- _Entries with figure data_:
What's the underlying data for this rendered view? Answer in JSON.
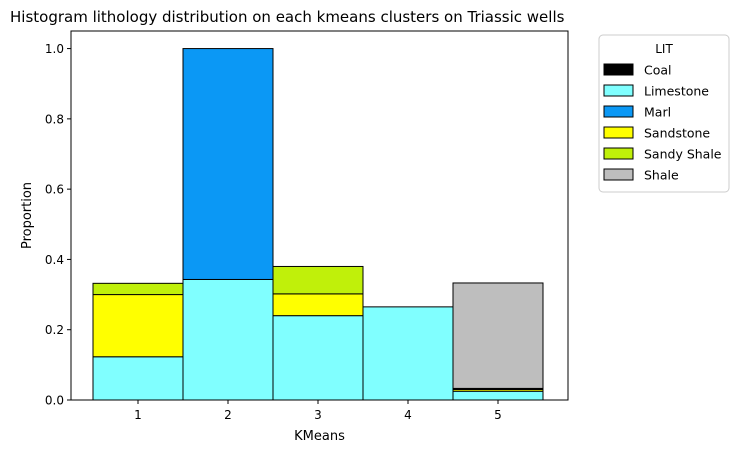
{
  "chart_data": {
    "type": "bar",
    "stacked": true,
    "title": "Histogram lithology distribution on each kmeans clusters on Triassic wells",
    "xlabel": "KMeans",
    "ylabel": "Proportion",
    "categories": [
      "1",
      "2",
      "3",
      "4",
      "5"
    ],
    "ylim": [
      0,
      1.05
    ],
    "yticks": [
      "0.0",
      "0.2",
      "0.4",
      "0.6",
      "0.8",
      "1.0"
    ],
    "grid": false,
    "legend": {
      "title": "LIT",
      "placement": "outside-right-top"
    },
    "series": [
      {
        "name": "Coal",
        "color": "#000000",
        "values": [
          0,
          0,
          0,
          0,
          0
        ]
      },
      {
        "name": "Limestone",
        "color": "#80ffff",
        "values": [
          0.123,
          0.343,
          0.24,
          0.265,
          0.025
        ]
      },
      {
        "name": "Marl",
        "color": "#0b98f5",
        "values": [
          0,
          0.657,
          0,
          0,
          0
        ]
      },
      {
        "name": "Sandstone",
        "color": "#ffff00",
        "values": [
          0.177,
          0,
          0.062,
          0,
          0.005
        ]
      },
      {
        "name": "Sandy Shale",
        "color": "#c0f00a",
        "values": [
          0.032,
          0,
          0.078,
          0,
          0.003
        ]
      },
      {
        "name": "Shale",
        "color": "#bebebe",
        "values": [
          0,
          0,
          0,
          0,
          0.3
        ]
      }
    ]
  }
}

- _The problem_: Read the lines above. Gather those in which the string "name" is found.

- _Complete output_:
        "name": "Coal",
        "name": "Limestone",
        "name": "Marl",
        "name": "Sandstone",
        "name": "Sandy Shale",
        "name": "Shale",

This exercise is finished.